# Written problem:
Restate the full listing word for word and leave the pictures out.

# Material for this exercise:

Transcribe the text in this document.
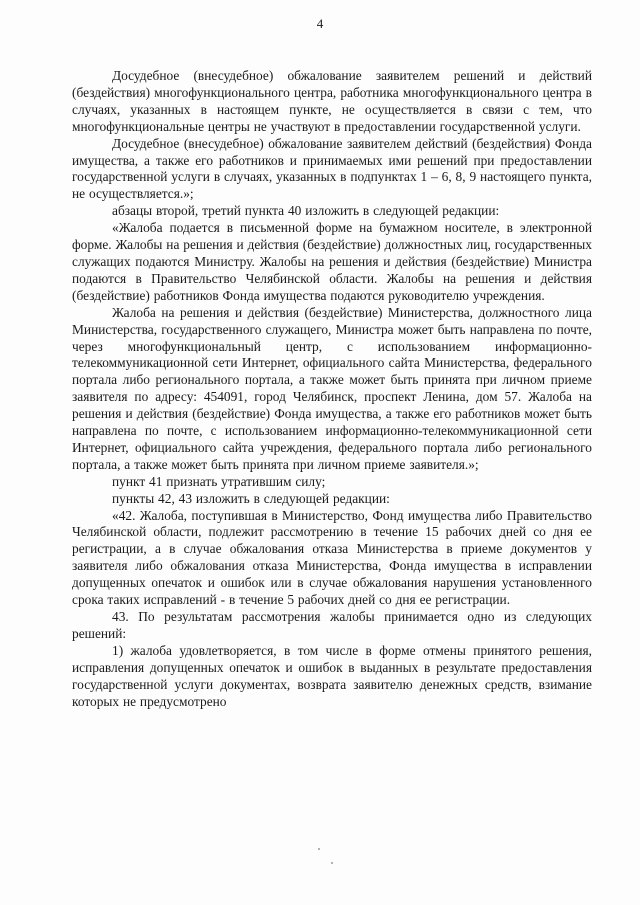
4

Досудебное (внесудебное) обжалование заявителем решений и действий (бездействия) многофункционального центра, работника многофункционального центра в случаях, указанных в настоящем пункте, не осуществляется в связи с тем, что многофункциональные центры не участвуют в предоставлении государственной услуги.

Досудебное (внесудебное) обжалование заявителем действий (бездействия) Фонда имущества, а также его работников и принимаемых ими решений при предоставлении государственной услуги в случаях, указанных в подпунктах 1 – 6, 8, 9 настоящего пункта, не осуществляется.»;

абзацы второй, третий пункта 40 изложить в следующей редакции:

«Жалоба подается в письменной форме на бумажном носителе, в электронной форме. Жалобы на решения и действия (бездействие) должностных лиц, государственных служащих подаются Министру. Жалобы на решения и действия (бездействие) Министра подаются в Правительство Челябинской области. Жалобы на решения и действия (бездействие) работников Фонда имущества подаются руководителю учреждения.

Жалоба на решения и действия (бездействие) Министерства, должностного лица Министерства, государственного служащего, Министра может быть направлена по почте, через многофункциональный центр, с использованием информационно-телекоммуникационной сети Интернет, официального сайта Министерства, федерального портала либо регионального портала, а также может быть принята при личном приеме заявителя по адресу: 454091, город Челябинск, проспект Ленина, дом 57. Жалоба на решения и действия (бездействие) Фонда имущества, а также его работников может быть направлена по почте, с использованием информационно-телекоммуникационной сети Интернет, официального сайта учреждения, федерального портала либо регионального портала, а также может быть принята при личном приеме заявителя.»;

пункт 41 признать утратившим силу;

пункты 42, 43 изложить в следующей редакции:

«42. Жалоба, поступившая в Министерство, Фонд имущества либо Правительство Челябинской области, подлежит рассмотрению в течение 15 рабочих дней со дня ее регистрации, а в случае обжалования отказа Министерства в приеме документов у заявителя либо обжалования отказа Министерства, Фонда имущества в исправлении допущенных опечаток и ошибок или в случае обжалования нарушения установленного срока таких исправлений - в течение 5 рабочих дней со дня ее регистрации.

43. По результатам рассмотрения жалобы принимается одно из следующих решений:

1) жалоба удовлетворяется, в том числе в форме отмены принятого решения, исправления допущенных опечаток и ошибок в выданных в результате предоставления государственной услуги документах, возврата заявителю денежных средств, взимание которых не предусмотрено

# Exercise output:
Transcribe the text in this document.
4

Досудебное (внесудебное) обжалование заявителем решений и действий (бездействия) многофункционального центра, работника многофункционального центра в случаях, указанных в настоящем пункте, не осуществляется в связи с тем, что многофункциональные центры не участвуют в предоставлении государственной услуги.

Досудебное (внесудебное) обжалование заявителем действий (бездействия) Фонда имущества, а также его работников и принимаемых ими решений при предоставлении государственной услуги в случаях, указанных в подпунктах 1 – 6, 8, 9 настоящего пункта, не осуществляется.»;

абзацы второй, третий пункта 40 изложить в следующей редакции:

«Жалоба подается в письменной форме на бумажном носителе, в электронной форме. Жалобы на решения и действия (бездействие) должностных лиц, государственных служащих подаются Министру. Жалобы на решения и действия (бездействие) Министра подаются в Правительство Челябинской области. Жалобы на решения и действия (бездействие) работников Фонда имущества подаются руководителю учреждения.

Жалоба на решения и действия (бездействие) Министерства, должностного лица Министерства, государственного служащего, Министра может быть направлена по почте, через многофункциональный центр, с использованием информационно-телекоммуникационной сети Интернет, официального сайта Министерства, федерального портала либо регионального портала, а также может быть принята при личном приеме заявителя по адресу: 454091, город Челябинск, проспект Ленина, дом 57. Жалоба на решения и действия (бездействие) Фонда имущества, а также его работников может быть направлена по почте, с использованием информационно-телекоммуникационной сети Интернет, официального сайта учреждения, федерального портала либо регионального портала, а также может быть принята при личном приеме заявителя.»;

пункт 41 признать утратившим силу;

пункты 42, 43 изложить в следующей редакции:

«42. Жалоба, поступившая в Министерство, Фонд имущества либо Правительство Челябинской области, подлежит рассмотрению в течение 15 рабочих дней со дня ее регистрации, а в случае обжалования отказа Министерства в приеме документов у заявителя либо обжалования отказа Министерства, Фонда имущества в исправлении допущенных опечаток и ошибок или в случае обжалования нарушения установленного срока таких исправлений - в течение 5 рабочих дней со дня ее регистрации.

43. По результатам рассмотрения жалобы принимается одно из следующих решений:

1) жалоба удовлетворяется, в том числе в форме отмены принятого решения, исправления допущенных опечаток и ошибок в выданных в результате предоставления государственной услуги документах, возврата заявителю денежных средств, взимание которых не предусмотрено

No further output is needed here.